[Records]
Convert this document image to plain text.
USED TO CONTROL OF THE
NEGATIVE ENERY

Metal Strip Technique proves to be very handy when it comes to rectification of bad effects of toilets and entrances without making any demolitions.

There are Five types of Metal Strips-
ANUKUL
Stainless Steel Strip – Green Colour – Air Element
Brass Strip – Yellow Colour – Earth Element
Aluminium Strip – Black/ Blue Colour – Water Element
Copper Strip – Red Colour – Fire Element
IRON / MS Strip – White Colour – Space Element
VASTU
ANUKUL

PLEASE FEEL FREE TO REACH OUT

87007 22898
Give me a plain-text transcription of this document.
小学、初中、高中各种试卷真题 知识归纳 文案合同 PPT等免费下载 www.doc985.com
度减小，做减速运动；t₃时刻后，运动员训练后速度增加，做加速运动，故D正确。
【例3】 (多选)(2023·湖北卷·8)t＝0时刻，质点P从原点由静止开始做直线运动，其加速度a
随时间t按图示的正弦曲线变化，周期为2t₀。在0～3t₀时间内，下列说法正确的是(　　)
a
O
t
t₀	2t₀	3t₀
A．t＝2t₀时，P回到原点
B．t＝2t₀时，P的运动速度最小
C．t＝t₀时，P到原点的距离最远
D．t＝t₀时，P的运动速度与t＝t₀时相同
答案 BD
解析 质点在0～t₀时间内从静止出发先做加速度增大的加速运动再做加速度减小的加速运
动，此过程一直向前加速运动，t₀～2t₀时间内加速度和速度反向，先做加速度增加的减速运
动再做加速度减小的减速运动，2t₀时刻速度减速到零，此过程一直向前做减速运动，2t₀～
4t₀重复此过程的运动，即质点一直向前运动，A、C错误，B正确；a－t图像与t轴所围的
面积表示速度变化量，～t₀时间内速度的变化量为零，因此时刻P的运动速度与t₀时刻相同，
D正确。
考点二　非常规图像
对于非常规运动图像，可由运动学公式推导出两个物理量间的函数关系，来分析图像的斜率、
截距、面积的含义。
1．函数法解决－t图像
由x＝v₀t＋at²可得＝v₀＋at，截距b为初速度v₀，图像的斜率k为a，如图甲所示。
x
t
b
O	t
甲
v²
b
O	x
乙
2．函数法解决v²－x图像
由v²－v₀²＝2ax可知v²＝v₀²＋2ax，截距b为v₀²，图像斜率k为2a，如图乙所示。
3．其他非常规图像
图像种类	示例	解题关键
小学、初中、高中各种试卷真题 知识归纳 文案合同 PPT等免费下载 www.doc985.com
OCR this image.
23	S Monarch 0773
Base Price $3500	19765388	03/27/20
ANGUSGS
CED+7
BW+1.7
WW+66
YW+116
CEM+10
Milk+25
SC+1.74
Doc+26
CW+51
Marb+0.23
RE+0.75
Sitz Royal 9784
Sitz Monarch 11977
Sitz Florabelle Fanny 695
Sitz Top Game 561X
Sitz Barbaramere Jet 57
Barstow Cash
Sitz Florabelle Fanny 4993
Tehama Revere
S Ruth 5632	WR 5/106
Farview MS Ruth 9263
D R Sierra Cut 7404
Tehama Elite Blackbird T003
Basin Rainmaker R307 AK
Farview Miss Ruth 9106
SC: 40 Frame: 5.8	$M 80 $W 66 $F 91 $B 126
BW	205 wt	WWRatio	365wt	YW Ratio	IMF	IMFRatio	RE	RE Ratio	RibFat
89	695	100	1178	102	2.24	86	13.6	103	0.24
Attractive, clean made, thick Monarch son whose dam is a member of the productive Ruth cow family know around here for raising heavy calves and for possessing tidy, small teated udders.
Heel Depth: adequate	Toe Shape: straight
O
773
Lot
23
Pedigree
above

» Aim of the task: Copy out all the entries shown above, character for character.

» Response to the task:
Convert this document image to plain text.
USED TO CONTROL OF THE
NEGATIVE ENERY

Metal Strip Technique proves to be very handy when it comes to rectification of bad effects of toilets and entrances without making any demolitions.

There are Five types of Metal Strips-
ANUKUL
Stainless Steel Strip – Green Colour – Air Element
Brass Strip – Yellow Colour – Earth Element
Aluminium Strip – Black/ Blue Colour – Water Element
Copper Strip – Red Colour – Fire Element
IRON / MS Strip – White Colour – Space Element
VASTU
ANUKUL

PLEASE FEEL FREE TO REACH OUT

87007 22898
Give me a plain-text transcription of this document.
小学、初中、高中各种试卷真题 知识归纳 文案合同 PPT等免费下载 www.doc985.com
度减小，做减速运动；t₃时刻后，运动员训练后速度增加，做加速运动，故D正确。
【例3】 (多选)(2023·湖北卷·8)t＝0时刻，质点P从原点由静止开始做直线运动，其加速度a
随时间t按图示的正弦曲线变化，周期为2t₀。在0～3t₀时间内，下列说法正确的是(　　)
a
O
t
t₀	2t₀	3t₀
A．t＝2t₀时，P回到原点
B．t＝2t₀时，P的运动速度最小
C．t＝t₀时，P到原点的距离最远
D．t＝t₀时，P的运动速度与t＝t₀时相同
答案 BD
解析 质点在0～t₀时间内从静止出发先做加速度增大的加速运动再做加速度减小的加速运
动，此过程一直向前加速运动，t₀～2t₀时间内加速度和速度反向，先做加速度增加的减速运
动再做加速度减小的减速运动，2t₀时刻速度减速到零，此过程一直向前做减速运动，2t₀～
4t₀重复此过程的运动，即质点一直向前运动，A、C错误，B正确；a－t图像与t轴所围的
面积表示速度变化量，～t₀时间内速度的变化量为零，因此时刻P的运动速度与t₀时刻相同，
D正确。
考点二　非常规图像
对于非常规运动图像，可由运动学公式推导出两个物理量间的函数关系，来分析图像的斜率、
截距、面积的含义。
1．函数法解决－t图像
由x＝v₀t＋at²可得＝v₀＋at，截距b为初速度v₀，图像的斜率k为a，如图甲所示。
x
t
b
O	t
甲
v²
b
O	x
乙
2．函数法解决v²－x图像
由v²－v₀²＝2ax可知v²＝v₀²＋2ax，截距b为v₀²，图像斜率k为2a，如图乙所示。
3．其他非常规图像
图像种类	示例	解题关键
小学、初中、高中各种试卷真题 知识归纳 文案合同 PPT等免费下载 www.doc985.com
OCR this image.
23	S Monarch 0773
Base Price $3500	19765388	03/27/20
ANGUSGS
CED+7
BW+1.7
WW+66
YW+116
CEM+10
Milk+25
SC+1.74
Doc+26
CW+51
Marb+0.23
RE+0.75
Sitz Royal 9784
Sitz Monarch 11977
Sitz Florabelle Fanny 695
Sitz Top Game 561X
Sitz Barbaramere Jet 57
Barstow Cash
Sitz Florabelle Fanny 4993
Tehama Revere
S Ruth 5632	WR 5/106
Farview MS Ruth 9263
D R Sierra Cut 7404
Tehama Elite Blackbird T003
Basin Rainmaker R307 AK
Farview Miss Ruth 9106
SC: 40 Frame: 5.8	$M 80 $W 66 $F 91 $B 126
BW	205 wt	WWRatio	365wt	YW Ratio	IMF	IMFRatio	RE	RE Ratio	RibFat
89	695	100	1178	102	2.24	86	13.6	103	0.24
Attractive, clean made, thick Monarch son whose dam is a member of the productive Ruth cow family know around here for raising heavy calves and for possessing tidy, small teated udders.
Heel Depth: adequate	Toe Shape: straight
O
773
Lot
23
Pedigree
above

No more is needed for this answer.